Request: All the data should come back exactly as it was given.

Material supplied:
^^^^

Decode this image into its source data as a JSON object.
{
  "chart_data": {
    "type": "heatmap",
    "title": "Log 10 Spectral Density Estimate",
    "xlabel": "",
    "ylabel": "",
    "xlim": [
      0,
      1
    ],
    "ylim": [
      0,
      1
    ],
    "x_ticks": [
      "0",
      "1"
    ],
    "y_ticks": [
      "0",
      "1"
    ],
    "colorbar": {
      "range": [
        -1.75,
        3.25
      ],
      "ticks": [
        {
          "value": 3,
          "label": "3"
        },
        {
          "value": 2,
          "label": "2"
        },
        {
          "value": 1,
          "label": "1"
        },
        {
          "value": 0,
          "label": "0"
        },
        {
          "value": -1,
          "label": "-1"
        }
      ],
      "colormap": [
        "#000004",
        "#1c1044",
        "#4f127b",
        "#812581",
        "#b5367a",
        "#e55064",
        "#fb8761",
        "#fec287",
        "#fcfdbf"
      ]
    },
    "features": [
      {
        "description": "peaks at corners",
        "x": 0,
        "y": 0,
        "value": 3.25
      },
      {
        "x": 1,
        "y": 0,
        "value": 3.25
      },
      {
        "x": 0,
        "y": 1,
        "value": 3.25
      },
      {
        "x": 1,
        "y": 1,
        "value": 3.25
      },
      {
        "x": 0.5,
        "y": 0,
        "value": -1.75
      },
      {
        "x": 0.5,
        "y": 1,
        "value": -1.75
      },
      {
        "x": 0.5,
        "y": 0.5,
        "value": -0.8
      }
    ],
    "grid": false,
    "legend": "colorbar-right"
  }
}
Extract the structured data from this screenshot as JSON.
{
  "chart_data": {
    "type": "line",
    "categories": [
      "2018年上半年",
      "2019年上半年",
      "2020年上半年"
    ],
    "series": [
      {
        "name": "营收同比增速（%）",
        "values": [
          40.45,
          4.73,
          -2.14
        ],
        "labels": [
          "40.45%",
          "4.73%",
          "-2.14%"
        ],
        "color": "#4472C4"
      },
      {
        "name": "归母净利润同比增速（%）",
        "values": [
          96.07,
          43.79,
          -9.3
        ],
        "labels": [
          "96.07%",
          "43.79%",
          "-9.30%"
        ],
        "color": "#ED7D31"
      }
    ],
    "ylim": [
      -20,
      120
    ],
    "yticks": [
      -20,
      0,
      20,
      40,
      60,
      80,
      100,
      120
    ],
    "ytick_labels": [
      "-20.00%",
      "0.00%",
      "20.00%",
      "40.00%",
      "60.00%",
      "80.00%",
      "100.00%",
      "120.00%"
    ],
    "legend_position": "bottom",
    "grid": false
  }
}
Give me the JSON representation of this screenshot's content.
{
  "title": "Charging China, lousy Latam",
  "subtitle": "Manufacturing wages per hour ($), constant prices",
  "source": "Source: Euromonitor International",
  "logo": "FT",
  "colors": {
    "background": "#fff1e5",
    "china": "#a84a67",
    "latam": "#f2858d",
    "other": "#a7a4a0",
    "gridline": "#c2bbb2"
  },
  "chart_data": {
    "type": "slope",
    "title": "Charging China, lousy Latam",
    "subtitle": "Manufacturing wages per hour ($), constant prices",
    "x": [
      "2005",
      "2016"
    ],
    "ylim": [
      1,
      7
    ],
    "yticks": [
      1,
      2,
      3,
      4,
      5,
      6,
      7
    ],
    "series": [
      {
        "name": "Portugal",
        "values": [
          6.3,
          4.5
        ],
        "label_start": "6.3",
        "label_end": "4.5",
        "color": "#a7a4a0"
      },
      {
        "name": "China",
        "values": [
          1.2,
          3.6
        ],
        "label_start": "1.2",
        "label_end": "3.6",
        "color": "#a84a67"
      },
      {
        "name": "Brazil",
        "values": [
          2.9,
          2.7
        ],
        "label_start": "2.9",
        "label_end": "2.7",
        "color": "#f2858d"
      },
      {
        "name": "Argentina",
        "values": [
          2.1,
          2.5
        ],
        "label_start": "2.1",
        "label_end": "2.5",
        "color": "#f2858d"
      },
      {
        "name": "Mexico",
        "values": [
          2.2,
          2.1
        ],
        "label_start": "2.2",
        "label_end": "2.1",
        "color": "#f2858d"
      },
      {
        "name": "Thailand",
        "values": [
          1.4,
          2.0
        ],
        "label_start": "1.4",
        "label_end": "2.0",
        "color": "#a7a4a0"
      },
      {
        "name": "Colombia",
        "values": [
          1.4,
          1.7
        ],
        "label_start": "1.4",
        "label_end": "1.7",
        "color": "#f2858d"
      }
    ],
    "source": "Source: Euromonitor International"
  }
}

^^^^

Final result:
Decode this image into its source data as a JSON object.
{
  "chart_data": {
    "type": "heatmap",
    "title": "Log 10 Spectral Density Estimate",
    "xlabel": "",
    "ylabel": "",
    "xlim": [
      0,
      1
    ],
    "ylim": [
      0,
      1
    ],
    "x_ticks": [
      "0",
      "1"
    ],
    "y_ticks": [
      "0",
      "1"
    ],
    "colorbar": {
      "range": [
        -1.75,
        3.25
      ],
      "ticks": [
        {
          "value": 3,
          "label": "3"
        },
        {
          "value": 2,
          "label": "2"
        },
        {
          "value": 1,
          "label": "1"
        },
        {
          "value": 0,
          "label": "0"
        },
        {
          "value": -1,
          "label": "-1"
        }
      ],
      "colormap": [
        "#000004",
        "#1c1044",
        "#4f127b",
        "#812581",
        "#b5367a",
        "#e55064",
        "#fb8761",
        "#fec287",
        "#fcfdbf"
      ]
    },
    "features": [
      {
        "description": "peaks at corners",
        "x": 0,
        "y": 0,
        "value": 3.25
      },
      {
        "x": 1,
        "y": 0,
        "value": 3.25
      },
      {
        "x": 0,
        "y": 1,
        "value": 3.25
      },
      {
        "x": 1,
        "y": 1,
        "value": 3.25
      },
      {
        "x": 0.5,
        "y": 0,
        "value": -1.75
      },
      {
        "x": 0.5,
        "y": 1,
        "value": -1.75
      },
      {
        "x": 0.5,
        "y": 0.5,
        "value": -0.8
      }
    ],
    "grid": false,
    "legend": "colorbar-right"
  }
}
Extract the structured data from this screenshot as JSON.
{
  "chart_data": {
    "type": "line",
    "categories": [
      "2018年上半年",
      "2019年上半年",
      "2020年上半年"
    ],
    "series": [
      {
        "name": "营收同比增速（%）",
        "values": [
          40.45,
          4.73,
          -2.14
        ],
        "labels": [
          "40.45%",
          "4.73%",
          "-2.14%"
        ],
        "color": "#4472C4"
      },
      {
        "name": "归母净利润同比增速（%）",
        "values": [
          96.07,
          43.79,
          -9.3
        ],
        "labels": [
          "96.07%",
          "43.79%",
          "-9.30%"
        ],
        "color": "#ED7D31"
      }
    ],
    "ylim": [
      -20,
      120
    ],
    "yticks": [
      -20,
      0,
      20,
      40,
      60,
      80,
      100,
      120
    ],
    "ytick_labels": [
      "-20.00%",
      "0.00%",
      "20.00%",
      "40.00%",
      "60.00%",
      "80.00%",
      "100.00%",
      "120.00%"
    ],
    "legend_position": "bottom",
    "grid": false
  }
}
Give me the JSON representation of this screenshot's content.
{
  "title": "Charging China, lousy Latam",
  "subtitle": "Manufacturing wages per hour ($), constant prices",
  "source": "Source: Euromonitor International",
  "logo": "FT",
  "colors": {
    "background": "#fff1e5",
    "china": "#a84a67",
    "latam": "#f2858d",
    "other": "#a7a4a0",
    "gridline": "#c2bbb2"
  },
  "chart_data": {
    "type": "slope",
    "title": "Charging China, lousy Latam",
    "subtitle": "Manufacturing wages per hour ($), constant prices",
    "x": [
      "2005",
      "2016"
    ],
    "ylim": [
      1,
      7
    ],
    "yticks": [
      1,
      2,
      3,
      4,
      5,
      6,
      7
    ],
    "series": [
      {
        "name": "Portugal",
        "values": [
          6.3,
          4.5
        ],
        "label_start": "6.3",
        "label_end": "4.5",
        "color": "#a7a4a0"
      },
      {
        "name": "China",
        "values": [
          1.2,
          3.6
        ],
        "label_start": "1.2",
        "label_end": "3.6",
        "color": "#a84a67"
      },
      {
        "name": "Brazil",
        "values": [
          2.9,
          2.7
        ],
        "label_start": "2.9",
        "label_end": "2.7",
        "color": "#f2858d"
      },
      {
        "name": "Argentina",
        "values": [
          2.1,
          2.5
        ],
        "label_start": "2.1",
        "label_end": "2.5",
        "color": "#f2858d"
      },
      {
        "name": "Mexico",
        "values": [
          2.2,
          2.1
        ],
        "label_start": "2.2",
        "label_end": "2.1",
        "color": "#f2858d"
      },
      {
        "name": "Thailand",
        "values": [
          1.4,
          2.0
        ],
        "label_start": "1.4",
        "label_end": "2.0",
        "color": "#a7a4a0"
      },
      {
        "name": "Colombia",
        "values": [
          1.4,
          1.7
        ],
        "label_start": "1.4",
        "label_end": "1.7",
        "color": "#f2858d"
      }
    ],
    "source": "Source: Euromonitor International"
  }
}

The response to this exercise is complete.